◆ **STATED GOAL**
Copy out each line below that has the word "church" in it.

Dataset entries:
'''
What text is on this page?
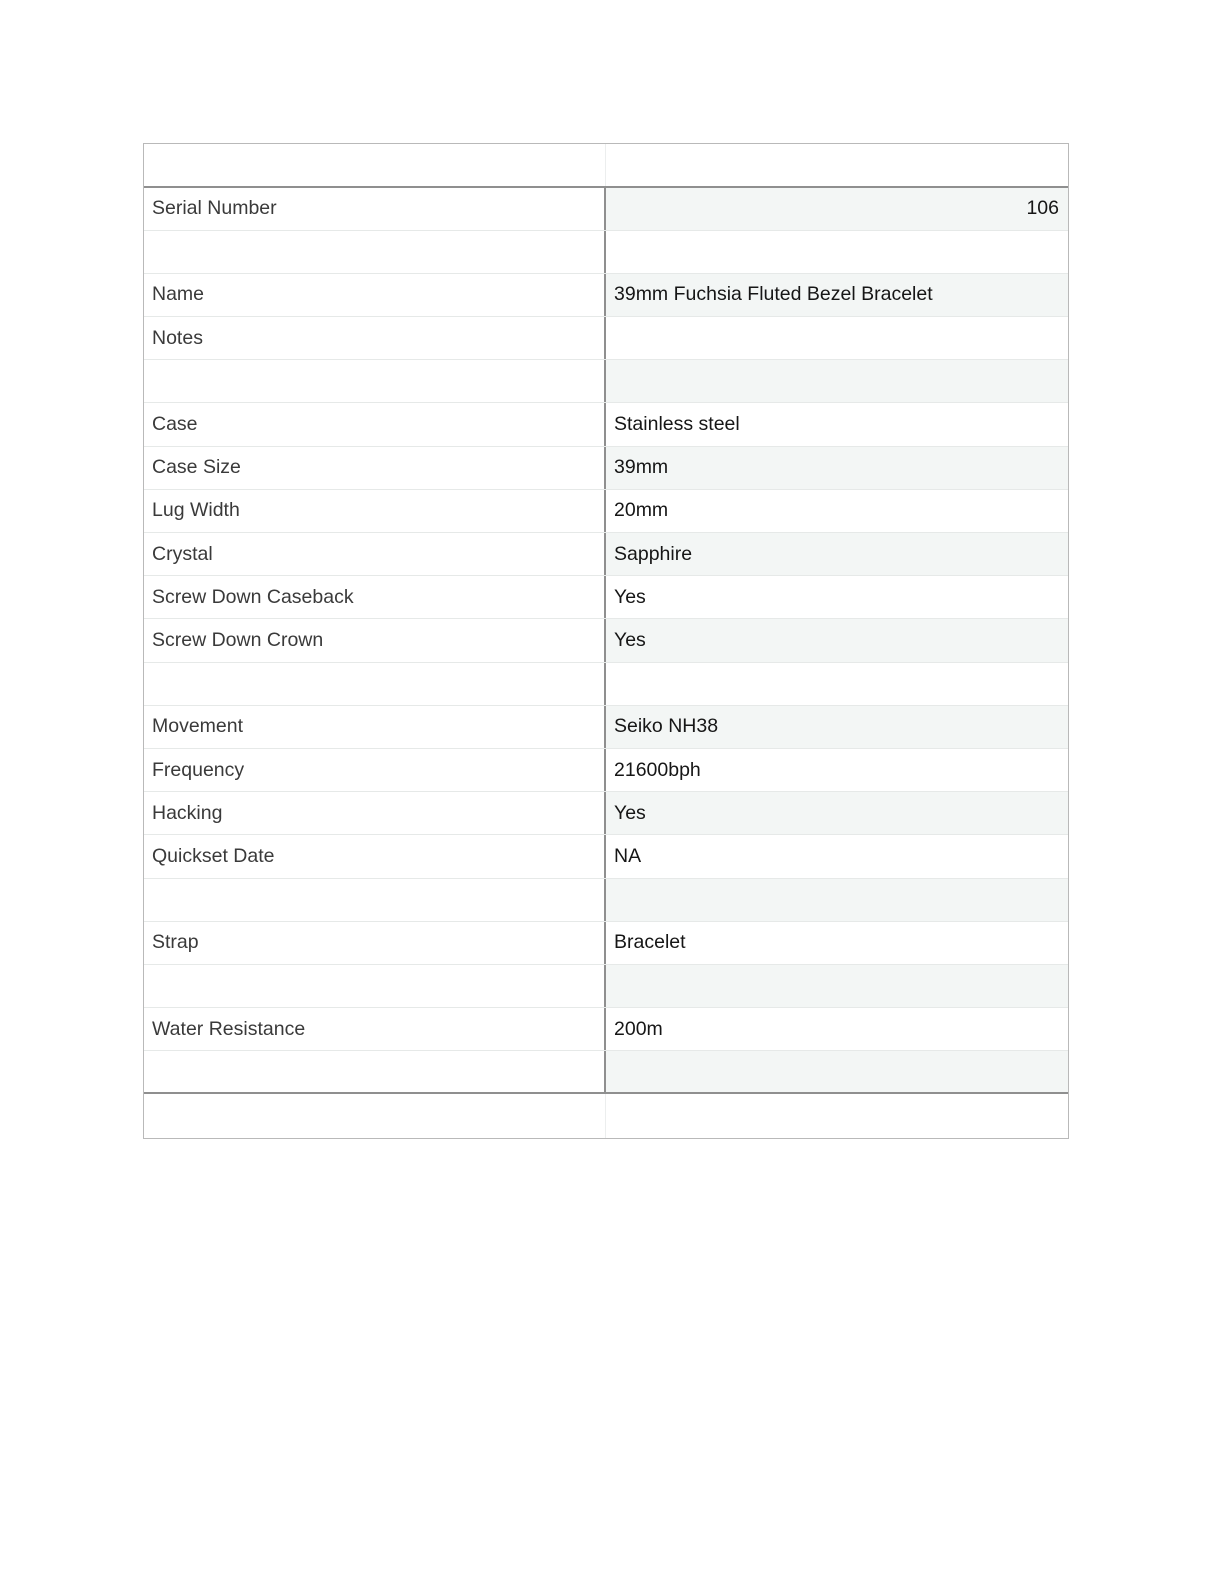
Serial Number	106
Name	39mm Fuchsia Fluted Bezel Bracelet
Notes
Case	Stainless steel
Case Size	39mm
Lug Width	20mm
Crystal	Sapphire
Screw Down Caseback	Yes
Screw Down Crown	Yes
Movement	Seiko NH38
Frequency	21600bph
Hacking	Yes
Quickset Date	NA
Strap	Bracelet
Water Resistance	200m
'''
'''
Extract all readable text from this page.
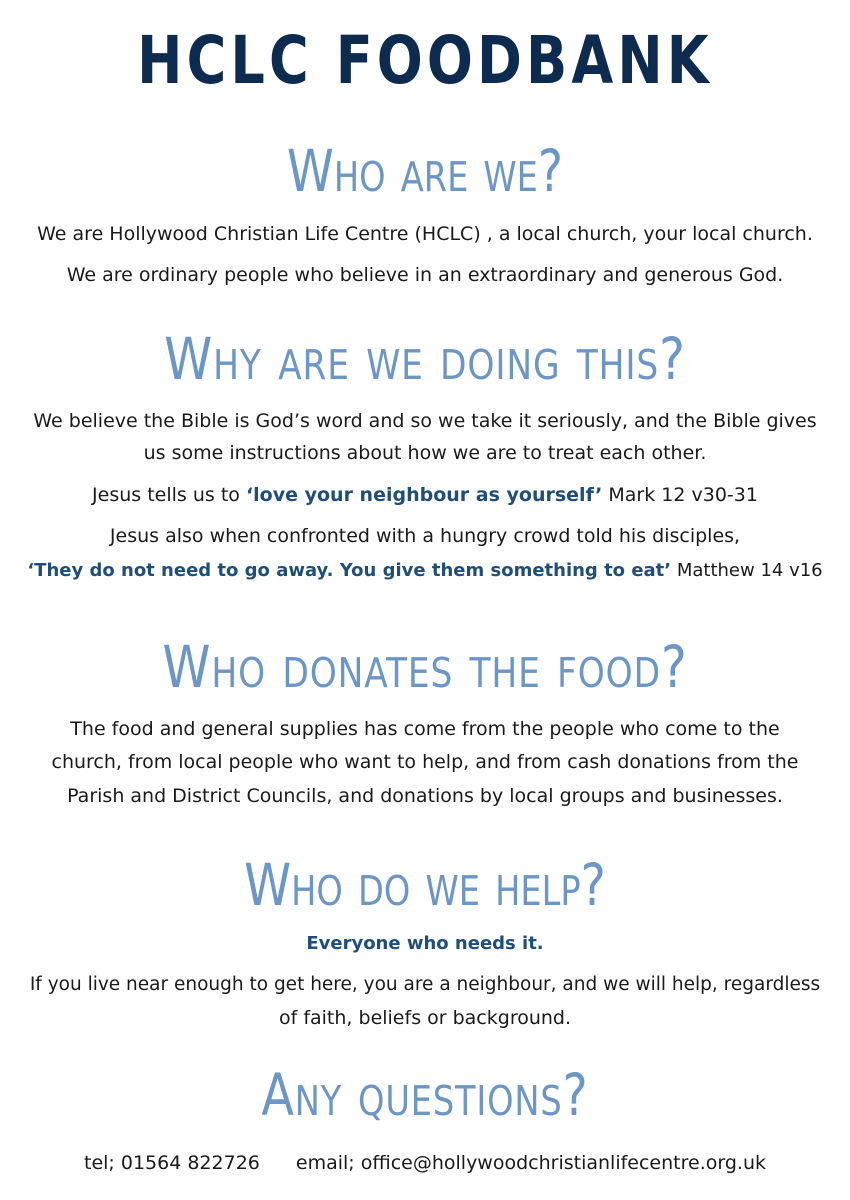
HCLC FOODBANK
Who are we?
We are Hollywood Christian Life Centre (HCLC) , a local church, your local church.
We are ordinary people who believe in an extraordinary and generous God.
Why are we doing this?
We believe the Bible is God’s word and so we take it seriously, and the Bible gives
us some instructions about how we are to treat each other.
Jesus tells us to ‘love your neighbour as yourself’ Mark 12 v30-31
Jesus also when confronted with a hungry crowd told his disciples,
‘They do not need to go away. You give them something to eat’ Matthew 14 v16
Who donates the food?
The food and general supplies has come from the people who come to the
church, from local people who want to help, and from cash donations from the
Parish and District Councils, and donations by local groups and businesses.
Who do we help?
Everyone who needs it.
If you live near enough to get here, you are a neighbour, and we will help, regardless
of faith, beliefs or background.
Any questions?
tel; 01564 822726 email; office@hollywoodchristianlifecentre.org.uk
'''
◆ **ANSWER IN FULL**
We are Hollywood Christian Life Centre (HCLC) , a local church, your local church.
church, from local people who want to help, and from cash donations from the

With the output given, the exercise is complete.